##### EXERCISE DATA

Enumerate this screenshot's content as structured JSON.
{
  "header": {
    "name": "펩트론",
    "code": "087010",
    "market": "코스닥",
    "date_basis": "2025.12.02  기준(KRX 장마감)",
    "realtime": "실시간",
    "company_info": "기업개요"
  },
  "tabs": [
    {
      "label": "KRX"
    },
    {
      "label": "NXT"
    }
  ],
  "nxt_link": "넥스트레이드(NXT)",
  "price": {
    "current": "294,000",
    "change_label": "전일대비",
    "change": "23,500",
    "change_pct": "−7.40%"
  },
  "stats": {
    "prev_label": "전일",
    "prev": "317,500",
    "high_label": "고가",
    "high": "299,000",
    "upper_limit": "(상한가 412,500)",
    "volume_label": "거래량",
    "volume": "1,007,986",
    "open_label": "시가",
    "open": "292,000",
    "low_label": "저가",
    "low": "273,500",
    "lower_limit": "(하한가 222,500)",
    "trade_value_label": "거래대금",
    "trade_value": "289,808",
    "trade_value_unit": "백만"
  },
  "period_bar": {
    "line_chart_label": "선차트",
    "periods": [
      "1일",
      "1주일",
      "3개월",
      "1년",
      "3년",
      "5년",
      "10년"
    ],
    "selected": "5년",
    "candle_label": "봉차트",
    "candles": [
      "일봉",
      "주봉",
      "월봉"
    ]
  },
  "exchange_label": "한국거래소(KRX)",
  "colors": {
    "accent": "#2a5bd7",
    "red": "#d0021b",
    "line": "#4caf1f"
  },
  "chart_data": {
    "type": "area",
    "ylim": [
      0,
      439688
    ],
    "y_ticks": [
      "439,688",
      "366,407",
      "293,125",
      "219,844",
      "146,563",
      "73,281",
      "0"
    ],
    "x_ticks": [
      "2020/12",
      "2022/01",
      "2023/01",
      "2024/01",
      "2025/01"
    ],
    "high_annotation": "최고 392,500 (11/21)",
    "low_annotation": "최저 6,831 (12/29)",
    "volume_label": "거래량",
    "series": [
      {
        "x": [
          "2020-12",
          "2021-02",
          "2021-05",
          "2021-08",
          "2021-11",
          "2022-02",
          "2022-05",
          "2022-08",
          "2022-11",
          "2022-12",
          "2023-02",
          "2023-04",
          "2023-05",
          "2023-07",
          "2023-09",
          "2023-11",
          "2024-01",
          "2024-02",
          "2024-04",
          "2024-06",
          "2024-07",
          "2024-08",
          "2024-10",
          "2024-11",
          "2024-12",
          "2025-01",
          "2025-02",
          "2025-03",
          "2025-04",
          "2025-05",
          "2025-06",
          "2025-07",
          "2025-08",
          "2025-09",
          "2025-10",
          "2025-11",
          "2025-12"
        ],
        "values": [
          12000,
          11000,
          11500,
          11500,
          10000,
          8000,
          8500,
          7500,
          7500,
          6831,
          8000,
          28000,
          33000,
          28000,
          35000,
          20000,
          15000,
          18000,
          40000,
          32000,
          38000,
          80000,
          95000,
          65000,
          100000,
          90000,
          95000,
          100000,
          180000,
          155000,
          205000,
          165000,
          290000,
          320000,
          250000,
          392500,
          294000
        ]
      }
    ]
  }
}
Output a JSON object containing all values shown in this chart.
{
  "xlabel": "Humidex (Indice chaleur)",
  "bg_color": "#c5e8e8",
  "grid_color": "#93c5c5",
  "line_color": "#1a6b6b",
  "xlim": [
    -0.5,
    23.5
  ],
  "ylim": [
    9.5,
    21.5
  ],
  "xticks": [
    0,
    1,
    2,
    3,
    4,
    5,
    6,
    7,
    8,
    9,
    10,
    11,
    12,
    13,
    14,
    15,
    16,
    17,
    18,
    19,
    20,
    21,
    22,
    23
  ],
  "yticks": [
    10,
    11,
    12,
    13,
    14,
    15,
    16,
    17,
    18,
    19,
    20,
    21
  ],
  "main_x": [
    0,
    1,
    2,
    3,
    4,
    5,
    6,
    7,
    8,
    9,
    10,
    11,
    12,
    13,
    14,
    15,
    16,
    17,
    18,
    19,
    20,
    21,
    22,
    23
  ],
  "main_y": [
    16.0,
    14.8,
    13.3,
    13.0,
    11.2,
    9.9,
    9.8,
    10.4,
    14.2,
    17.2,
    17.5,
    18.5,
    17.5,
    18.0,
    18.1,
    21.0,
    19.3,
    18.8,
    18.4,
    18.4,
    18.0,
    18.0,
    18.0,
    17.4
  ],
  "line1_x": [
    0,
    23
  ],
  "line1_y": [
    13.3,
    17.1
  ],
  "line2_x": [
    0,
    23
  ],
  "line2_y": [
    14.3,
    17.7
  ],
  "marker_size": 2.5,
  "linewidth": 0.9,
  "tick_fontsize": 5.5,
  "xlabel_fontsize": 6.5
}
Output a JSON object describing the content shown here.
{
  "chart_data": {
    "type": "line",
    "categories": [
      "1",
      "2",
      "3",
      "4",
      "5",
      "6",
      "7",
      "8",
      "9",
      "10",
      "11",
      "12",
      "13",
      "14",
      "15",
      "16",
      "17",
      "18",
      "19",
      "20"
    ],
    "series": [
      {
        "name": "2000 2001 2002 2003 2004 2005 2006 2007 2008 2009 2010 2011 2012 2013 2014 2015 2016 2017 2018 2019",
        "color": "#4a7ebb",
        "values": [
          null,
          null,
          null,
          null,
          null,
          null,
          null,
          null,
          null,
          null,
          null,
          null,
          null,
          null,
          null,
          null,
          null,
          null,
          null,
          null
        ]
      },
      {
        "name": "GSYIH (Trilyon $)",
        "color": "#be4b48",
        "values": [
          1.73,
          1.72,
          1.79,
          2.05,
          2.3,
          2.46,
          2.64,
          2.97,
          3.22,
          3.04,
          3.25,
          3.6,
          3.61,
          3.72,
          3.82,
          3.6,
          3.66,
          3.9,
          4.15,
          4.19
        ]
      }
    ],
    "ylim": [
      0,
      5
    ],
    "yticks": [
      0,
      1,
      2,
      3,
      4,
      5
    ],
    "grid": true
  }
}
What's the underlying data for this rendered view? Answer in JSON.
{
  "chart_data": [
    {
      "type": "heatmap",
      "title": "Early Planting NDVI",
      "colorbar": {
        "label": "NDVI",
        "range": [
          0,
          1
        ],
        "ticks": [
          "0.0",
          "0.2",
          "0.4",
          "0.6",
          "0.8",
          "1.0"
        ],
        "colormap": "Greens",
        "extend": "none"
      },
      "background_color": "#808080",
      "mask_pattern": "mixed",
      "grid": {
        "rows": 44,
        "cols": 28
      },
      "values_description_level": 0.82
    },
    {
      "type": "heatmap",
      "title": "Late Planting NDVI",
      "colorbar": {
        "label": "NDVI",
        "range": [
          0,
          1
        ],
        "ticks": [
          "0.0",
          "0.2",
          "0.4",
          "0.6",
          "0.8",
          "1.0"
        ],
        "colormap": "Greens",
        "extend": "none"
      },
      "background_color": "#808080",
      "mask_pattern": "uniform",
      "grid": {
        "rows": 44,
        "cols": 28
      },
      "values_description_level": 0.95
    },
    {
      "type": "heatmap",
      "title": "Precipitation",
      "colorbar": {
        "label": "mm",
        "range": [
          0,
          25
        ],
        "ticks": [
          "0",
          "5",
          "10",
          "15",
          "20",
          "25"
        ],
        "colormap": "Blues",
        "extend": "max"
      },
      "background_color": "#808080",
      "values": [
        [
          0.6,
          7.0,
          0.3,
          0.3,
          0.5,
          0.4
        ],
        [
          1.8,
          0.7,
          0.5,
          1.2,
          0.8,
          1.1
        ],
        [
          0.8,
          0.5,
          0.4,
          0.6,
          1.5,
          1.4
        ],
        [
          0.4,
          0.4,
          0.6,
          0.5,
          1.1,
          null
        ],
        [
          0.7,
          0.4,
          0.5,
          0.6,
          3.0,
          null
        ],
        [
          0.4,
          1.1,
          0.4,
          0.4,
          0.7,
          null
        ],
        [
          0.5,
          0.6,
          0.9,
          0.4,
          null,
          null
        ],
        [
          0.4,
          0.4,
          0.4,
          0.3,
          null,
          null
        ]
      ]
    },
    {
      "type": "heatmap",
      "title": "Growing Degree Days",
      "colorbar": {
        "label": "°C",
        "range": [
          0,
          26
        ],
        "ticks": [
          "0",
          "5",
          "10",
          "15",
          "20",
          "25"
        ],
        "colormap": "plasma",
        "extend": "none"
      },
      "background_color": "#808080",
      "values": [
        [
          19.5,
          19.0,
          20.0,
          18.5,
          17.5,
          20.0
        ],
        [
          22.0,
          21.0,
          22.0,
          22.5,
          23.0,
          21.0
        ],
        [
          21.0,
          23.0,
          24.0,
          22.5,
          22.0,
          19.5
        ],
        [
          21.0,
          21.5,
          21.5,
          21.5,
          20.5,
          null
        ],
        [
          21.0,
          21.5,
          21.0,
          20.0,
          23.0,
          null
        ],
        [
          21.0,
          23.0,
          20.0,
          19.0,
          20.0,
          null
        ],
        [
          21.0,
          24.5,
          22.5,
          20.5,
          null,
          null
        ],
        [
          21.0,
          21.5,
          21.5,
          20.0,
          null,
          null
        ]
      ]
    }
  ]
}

##########

▶ [GOAL] In the entries above, identify every line with the word "name". Copy those lines.

▶ [SOLUTION TO THE PROBLEM]
    "name": "펩트론",
        "name": "2000 2001 2002 2003 2004 2005 2006 2007 2008 2009 2010 2011 2012 2013 2014 2015 2016 2017 2018 2019",
        "name": "GSYIH (Trilyon $)",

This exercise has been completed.